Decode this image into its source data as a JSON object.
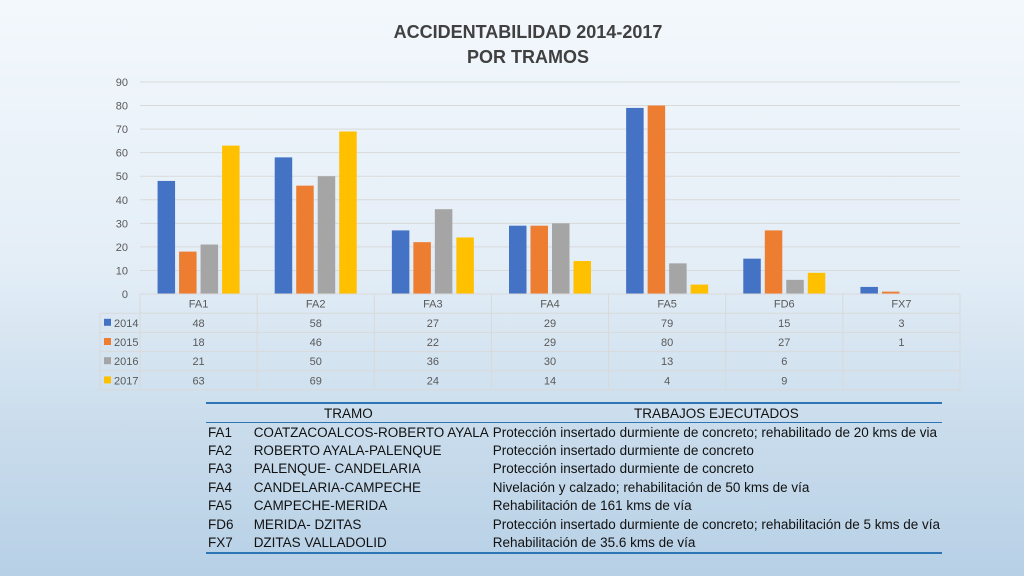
{
  "chart_data": {
    "type": "bar",
    "title": [
      "ACCIDENTABILIDAD 2014-2017",
      "POR TRAMOS"
    ],
    "categories": [
      "FA1",
      "FA2",
      "FA3",
      "FA4",
      "FA5",
      "FD6",
      "FX7"
    ],
    "series": [
      {
        "name": "2014",
        "color": "#4472c4",
        "values": [
          48,
          58,
          27,
          29,
          79,
          15,
          3
        ]
      },
      {
        "name": "2015",
        "color": "#ed7d31",
        "values": [
          18,
          46,
          22,
          29,
          80,
          27,
          1
        ]
      },
      {
        "name": "2016",
        "color": "#a5a5a5",
        "values": [
          21,
          50,
          36,
          30,
          13,
          6,
          null
        ]
      },
      {
        "name": "2017",
        "color": "#ffc000",
        "values": [
          63,
          69,
          24,
          14,
          4,
          9,
          null
        ]
      }
    ],
    "ylim": [
      0,
      90
    ],
    "yticks": [
      0,
      10,
      20,
      30,
      40,
      50,
      60,
      70,
      80,
      90
    ],
    "grid": true,
    "legend": "data table"
  },
  "table": {
    "headers": [
      "TRAMO",
      "TRABAJOS EJECUTADOS"
    ],
    "rows": [
      {
        "code": "FA1",
        "name": "COATZACOALCOS-ROBERTO AYALA",
        "work": "Protección insertado durmiente de concreto; rehabilitado de 20 kms de via"
      },
      {
        "code": "FA2",
        "name": "ROBERTO AYALA-PALENQUE",
        "work": "Protección insertado durmiente de concreto"
      },
      {
        "code": "FA3",
        "name": "PALENQUE- CANDELARIA",
        "work": "Protección insertado durmiente de concreto"
      },
      {
        "code": "FA4",
        "name": "CANDELARIA-CAMPECHE",
        "work": "Nivelación y calzado; rehabilitación de 50 kms de vía"
      },
      {
        "code": "FA5",
        "name": "CAMPECHE-MERIDA",
        "work": "Rehabilitación de 161 kms de vía"
      },
      {
        "code": "FD6",
        "name": "MERIDA- DZITAS",
        "work": "Protección insertado durmiente de concreto; rehabilitación de 5 kms de vía"
      },
      {
        "code": "FX7",
        "name": "DZITAS VALLADOLID",
        "work": "Rehabilitación de 35.6 kms de vía"
      }
    ]
  }
}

Instructions to follow » Reproduce all the entries that precede this task, word for word, minus any pictures.

Task result »
Decode this image into its source data as a JSON object.
{
  "chart_data": {
    "type": "bar",
    "title": [
      "ACCIDENTABILIDAD 2014-2017",
      "POR TRAMOS"
    ],
    "categories": [
      "FA1",
      "FA2",
      "FA3",
      "FA4",
      "FA5",
      "FD6",
      "FX7"
    ],
    "series": [
      {
        "name": "2014",
        "color": "#4472c4",
        "values": [
          48,
          58,
          27,
          29,
          79,
          15,
          3
        ]
      },
      {
        "name": "2015",
        "color": "#ed7d31",
        "values": [
          18,
          46,
          22,
          29,
          80,
          27,
          1
        ]
      },
      {
        "name": "2016",
        "color": "#a5a5a5",
        "values": [
          21,
          50,
          36,
          30,
          13,
          6,
          null
        ]
      },
      {
        "name": "2017",
        "color": "#ffc000",
        "values": [
          63,
          69,
          24,
          14,
          4,
          9,
          null
        ]
      }
    ],
    "ylim": [
      0,
      90
    ],
    "yticks": [
      0,
      10,
      20,
      30,
      40,
      50,
      60,
      70,
      80,
      90
    ],
    "grid": true,
    "legend": "data table"
  },
  "table": {
    "headers": [
      "TRAMO",
      "TRABAJOS EJECUTADOS"
    ],
    "rows": [
      {
        "code": "FA1",
        "name": "COATZACOALCOS-ROBERTO AYALA",
        "work": "Protección insertado durmiente de concreto; rehabilitado de 20 kms de via"
      },
      {
        "code": "FA2",
        "name": "ROBERTO AYALA-PALENQUE",
        "work": "Protección insertado durmiente de concreto"
      },
      {
        "code": "FA3",
        "name": "PALENQUE- CANDELARIA",
        "work": "Protección insertado durmiente de concreto"
      },
      {
        "code": "FA4",
        "name": "CANDELARIA-CAMPECHE",
        "work": "Nivelación y calzado; rehabilitación de 50 kms de vía"
      },
      {
        "code": "FA5",
        "name": "CAMPECHE-MERIDA",
        "work": "Rehabilitación de 161 kms de vía"
      },
      {
        "code": "FD6",
        "name": "MERIDA- DZITAS",
        "work": "Protección insertado durmiente de concreto; rehabilitación de 5 kms de vía"
      },
      {
        "code": "FX7",
        "name": "DZITAS VALLADOLID",
        "work": "Rehabilitación de 35.6 kms de vía"
      }
    ]
  }
}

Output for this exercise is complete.